YOUR GOAL> Scan the data for "screenshot" and copy the lines it appears in.

==== SOURCE RECORDS ====

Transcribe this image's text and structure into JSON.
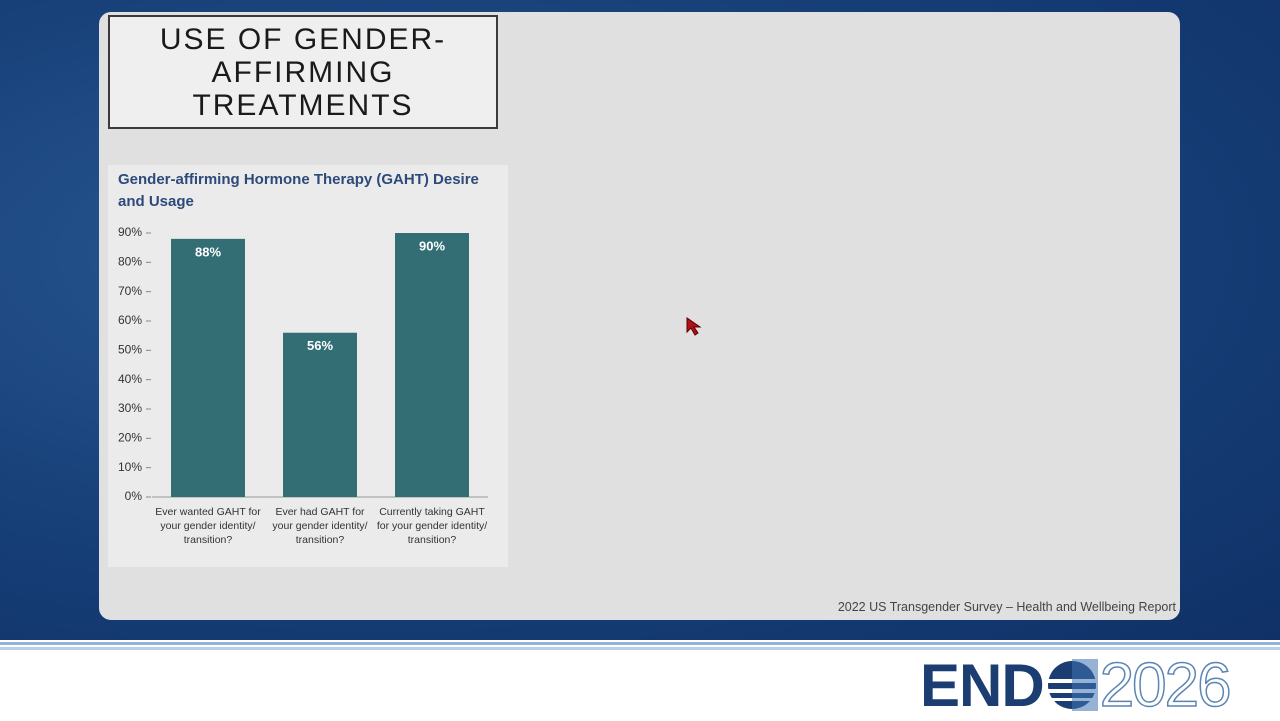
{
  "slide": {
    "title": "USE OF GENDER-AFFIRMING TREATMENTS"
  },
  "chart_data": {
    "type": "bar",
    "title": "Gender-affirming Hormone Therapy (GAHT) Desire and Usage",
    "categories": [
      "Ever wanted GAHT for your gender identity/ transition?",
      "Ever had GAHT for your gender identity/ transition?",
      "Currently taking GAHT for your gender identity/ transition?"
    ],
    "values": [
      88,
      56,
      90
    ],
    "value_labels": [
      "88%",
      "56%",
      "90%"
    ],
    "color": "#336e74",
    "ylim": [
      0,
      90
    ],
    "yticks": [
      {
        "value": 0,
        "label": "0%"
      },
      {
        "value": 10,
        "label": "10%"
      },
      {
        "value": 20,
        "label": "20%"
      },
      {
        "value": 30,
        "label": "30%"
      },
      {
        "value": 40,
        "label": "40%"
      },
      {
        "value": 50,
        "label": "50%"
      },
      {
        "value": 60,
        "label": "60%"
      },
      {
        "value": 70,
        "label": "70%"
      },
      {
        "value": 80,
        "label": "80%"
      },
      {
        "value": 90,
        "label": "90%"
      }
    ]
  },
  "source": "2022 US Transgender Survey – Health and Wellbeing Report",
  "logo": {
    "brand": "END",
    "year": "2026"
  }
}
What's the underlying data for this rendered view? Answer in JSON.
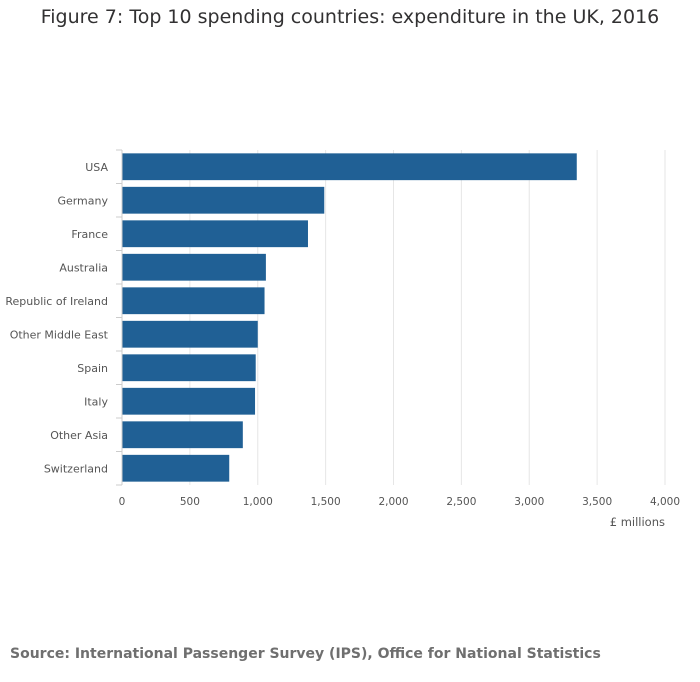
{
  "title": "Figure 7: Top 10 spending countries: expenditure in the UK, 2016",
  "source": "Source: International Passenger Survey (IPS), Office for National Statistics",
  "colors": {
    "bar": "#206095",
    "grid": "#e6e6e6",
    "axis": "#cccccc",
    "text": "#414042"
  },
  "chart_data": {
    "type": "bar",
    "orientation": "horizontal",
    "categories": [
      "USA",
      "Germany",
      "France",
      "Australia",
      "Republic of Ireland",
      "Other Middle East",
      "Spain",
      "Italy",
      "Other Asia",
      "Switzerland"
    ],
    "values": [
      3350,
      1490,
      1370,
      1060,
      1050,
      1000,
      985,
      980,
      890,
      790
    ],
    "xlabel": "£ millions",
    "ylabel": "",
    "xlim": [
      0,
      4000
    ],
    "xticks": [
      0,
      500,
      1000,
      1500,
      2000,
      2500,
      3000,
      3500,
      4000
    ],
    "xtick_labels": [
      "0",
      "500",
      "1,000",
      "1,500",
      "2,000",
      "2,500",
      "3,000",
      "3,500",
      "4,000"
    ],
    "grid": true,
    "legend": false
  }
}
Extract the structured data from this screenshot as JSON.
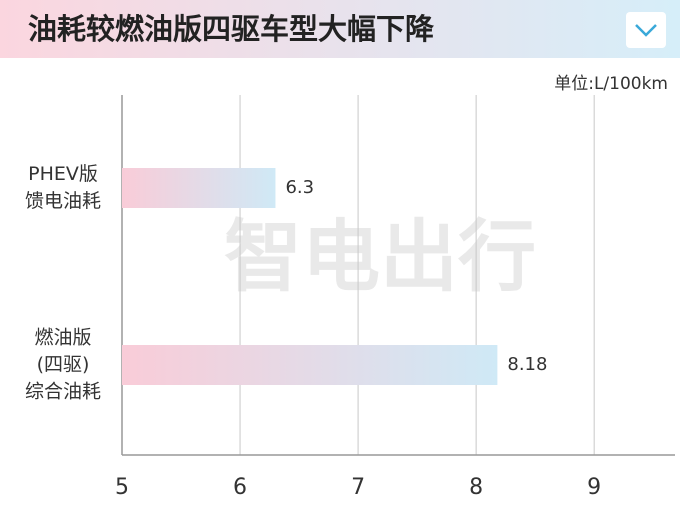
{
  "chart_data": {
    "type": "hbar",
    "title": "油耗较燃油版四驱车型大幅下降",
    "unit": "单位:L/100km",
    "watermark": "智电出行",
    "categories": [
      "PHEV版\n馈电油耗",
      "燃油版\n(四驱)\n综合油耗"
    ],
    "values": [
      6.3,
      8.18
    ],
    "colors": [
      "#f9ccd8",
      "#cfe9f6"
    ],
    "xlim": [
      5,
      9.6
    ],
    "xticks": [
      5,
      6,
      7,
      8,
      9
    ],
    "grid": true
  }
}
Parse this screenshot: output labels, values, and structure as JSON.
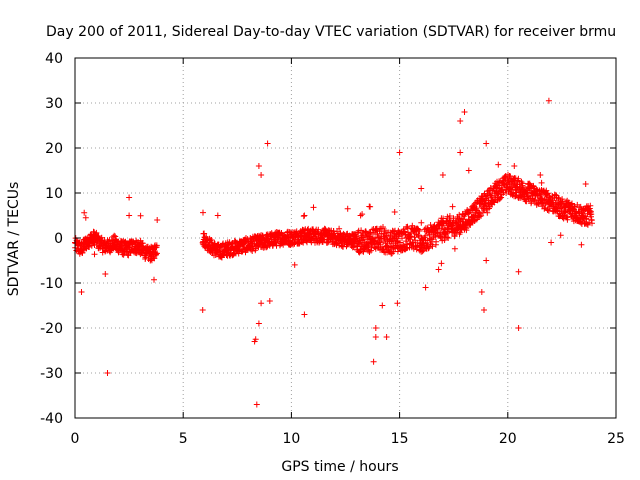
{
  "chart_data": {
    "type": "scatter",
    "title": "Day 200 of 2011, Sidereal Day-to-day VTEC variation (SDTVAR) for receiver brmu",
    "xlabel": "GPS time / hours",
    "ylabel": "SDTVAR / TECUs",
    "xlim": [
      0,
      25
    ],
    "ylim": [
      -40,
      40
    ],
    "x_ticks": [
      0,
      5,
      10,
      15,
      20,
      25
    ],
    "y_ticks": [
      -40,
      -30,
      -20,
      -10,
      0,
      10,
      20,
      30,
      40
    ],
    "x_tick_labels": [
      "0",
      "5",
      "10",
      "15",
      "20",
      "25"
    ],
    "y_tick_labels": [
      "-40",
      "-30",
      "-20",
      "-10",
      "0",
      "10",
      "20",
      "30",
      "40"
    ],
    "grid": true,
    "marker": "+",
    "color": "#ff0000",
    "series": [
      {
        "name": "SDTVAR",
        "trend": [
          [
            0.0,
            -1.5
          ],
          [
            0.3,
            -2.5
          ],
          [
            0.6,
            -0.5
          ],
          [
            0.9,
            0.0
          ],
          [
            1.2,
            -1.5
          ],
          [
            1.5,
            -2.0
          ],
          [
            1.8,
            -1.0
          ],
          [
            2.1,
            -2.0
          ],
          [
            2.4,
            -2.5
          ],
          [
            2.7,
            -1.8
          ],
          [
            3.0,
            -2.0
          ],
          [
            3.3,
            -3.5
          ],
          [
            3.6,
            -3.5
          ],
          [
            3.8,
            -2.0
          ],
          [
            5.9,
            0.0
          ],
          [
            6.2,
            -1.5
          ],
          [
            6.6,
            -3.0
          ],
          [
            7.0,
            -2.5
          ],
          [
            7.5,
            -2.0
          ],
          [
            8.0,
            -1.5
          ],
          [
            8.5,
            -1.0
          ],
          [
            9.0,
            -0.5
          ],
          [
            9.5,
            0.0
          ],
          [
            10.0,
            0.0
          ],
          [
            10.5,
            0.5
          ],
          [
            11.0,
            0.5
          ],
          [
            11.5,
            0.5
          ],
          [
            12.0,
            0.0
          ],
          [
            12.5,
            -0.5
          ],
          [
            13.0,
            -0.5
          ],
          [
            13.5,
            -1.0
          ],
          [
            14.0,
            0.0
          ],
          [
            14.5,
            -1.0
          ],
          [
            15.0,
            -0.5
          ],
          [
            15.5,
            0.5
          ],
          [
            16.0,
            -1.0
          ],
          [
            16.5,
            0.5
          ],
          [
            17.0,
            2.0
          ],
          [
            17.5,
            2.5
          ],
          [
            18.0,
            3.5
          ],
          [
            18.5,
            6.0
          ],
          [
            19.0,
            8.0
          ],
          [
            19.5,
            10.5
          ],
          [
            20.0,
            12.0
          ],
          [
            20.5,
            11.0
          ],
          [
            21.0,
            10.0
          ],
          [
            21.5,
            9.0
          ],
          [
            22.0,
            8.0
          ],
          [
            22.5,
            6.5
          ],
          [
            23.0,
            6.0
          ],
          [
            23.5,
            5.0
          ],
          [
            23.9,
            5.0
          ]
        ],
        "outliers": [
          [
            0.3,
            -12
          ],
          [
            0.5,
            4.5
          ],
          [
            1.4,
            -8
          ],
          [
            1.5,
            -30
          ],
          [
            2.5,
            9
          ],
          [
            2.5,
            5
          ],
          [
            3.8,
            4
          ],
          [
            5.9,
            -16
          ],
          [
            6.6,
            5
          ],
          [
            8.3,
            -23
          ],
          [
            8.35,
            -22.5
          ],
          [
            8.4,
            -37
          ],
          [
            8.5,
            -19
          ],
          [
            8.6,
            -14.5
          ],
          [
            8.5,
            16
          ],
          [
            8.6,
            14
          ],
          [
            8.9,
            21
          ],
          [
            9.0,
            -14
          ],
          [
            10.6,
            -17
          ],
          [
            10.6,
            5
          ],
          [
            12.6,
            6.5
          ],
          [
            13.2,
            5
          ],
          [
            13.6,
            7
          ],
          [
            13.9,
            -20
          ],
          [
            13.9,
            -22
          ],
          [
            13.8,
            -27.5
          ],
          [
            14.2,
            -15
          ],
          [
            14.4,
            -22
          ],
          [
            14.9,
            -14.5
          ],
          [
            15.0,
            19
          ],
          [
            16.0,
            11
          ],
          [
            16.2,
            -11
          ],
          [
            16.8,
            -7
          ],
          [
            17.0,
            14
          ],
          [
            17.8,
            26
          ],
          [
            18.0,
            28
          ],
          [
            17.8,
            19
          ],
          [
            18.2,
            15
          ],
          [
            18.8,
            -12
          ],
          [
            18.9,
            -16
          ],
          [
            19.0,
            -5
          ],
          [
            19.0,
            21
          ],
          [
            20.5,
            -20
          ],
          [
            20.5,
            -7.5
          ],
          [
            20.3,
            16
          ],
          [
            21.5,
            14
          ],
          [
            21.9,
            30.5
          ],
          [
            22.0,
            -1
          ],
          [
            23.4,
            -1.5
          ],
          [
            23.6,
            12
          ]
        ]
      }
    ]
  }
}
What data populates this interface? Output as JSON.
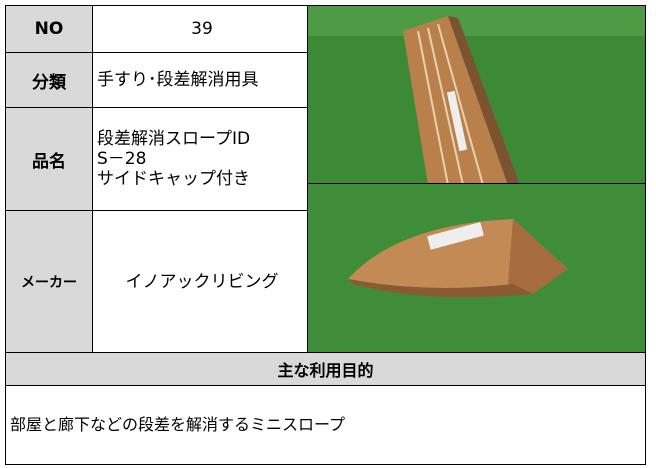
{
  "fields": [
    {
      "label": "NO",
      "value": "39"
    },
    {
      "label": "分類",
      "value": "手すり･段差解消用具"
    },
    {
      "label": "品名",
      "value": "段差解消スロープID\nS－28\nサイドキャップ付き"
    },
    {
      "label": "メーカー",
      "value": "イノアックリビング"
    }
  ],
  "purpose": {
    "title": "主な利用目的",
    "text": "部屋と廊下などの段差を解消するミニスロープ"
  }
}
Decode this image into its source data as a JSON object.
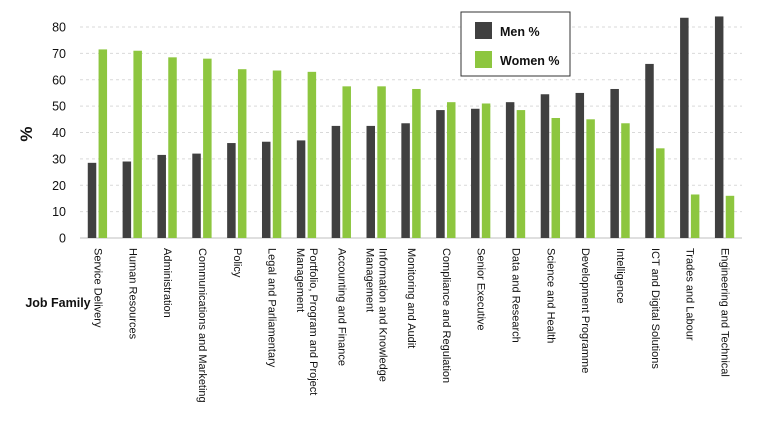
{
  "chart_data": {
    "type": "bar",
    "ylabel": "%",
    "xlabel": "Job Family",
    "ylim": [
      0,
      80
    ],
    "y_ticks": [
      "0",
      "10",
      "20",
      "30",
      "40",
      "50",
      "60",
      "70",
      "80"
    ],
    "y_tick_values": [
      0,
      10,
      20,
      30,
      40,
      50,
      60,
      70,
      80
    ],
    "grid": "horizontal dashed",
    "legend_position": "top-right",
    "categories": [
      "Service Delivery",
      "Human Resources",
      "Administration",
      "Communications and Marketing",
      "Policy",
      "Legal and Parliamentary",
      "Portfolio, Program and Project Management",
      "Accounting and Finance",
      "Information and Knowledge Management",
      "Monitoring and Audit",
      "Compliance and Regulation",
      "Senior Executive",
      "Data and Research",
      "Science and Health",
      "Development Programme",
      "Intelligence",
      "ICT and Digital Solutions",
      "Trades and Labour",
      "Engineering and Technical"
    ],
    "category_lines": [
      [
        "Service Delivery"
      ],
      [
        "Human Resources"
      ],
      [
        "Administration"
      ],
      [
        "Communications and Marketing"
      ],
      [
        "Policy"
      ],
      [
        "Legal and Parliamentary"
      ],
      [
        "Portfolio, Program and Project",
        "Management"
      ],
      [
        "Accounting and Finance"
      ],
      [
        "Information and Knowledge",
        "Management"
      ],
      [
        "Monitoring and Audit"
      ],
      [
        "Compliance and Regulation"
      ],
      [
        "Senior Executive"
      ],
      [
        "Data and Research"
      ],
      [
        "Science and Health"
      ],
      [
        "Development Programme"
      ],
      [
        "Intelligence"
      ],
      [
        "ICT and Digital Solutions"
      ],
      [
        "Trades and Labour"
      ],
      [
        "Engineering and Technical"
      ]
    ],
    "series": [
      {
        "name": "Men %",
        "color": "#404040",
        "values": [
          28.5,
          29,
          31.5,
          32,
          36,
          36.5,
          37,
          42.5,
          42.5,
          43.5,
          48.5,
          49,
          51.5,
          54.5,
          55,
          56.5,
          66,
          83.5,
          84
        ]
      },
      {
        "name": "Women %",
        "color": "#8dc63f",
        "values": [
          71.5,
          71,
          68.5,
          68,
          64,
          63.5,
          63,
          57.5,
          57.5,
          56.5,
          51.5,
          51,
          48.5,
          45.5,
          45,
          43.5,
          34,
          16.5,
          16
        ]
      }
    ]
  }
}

====

FULL OUTPUT>
Extract the structured data from this screenshot as JSON.
Parse this screenshot: output labels, values, and structure as JSON.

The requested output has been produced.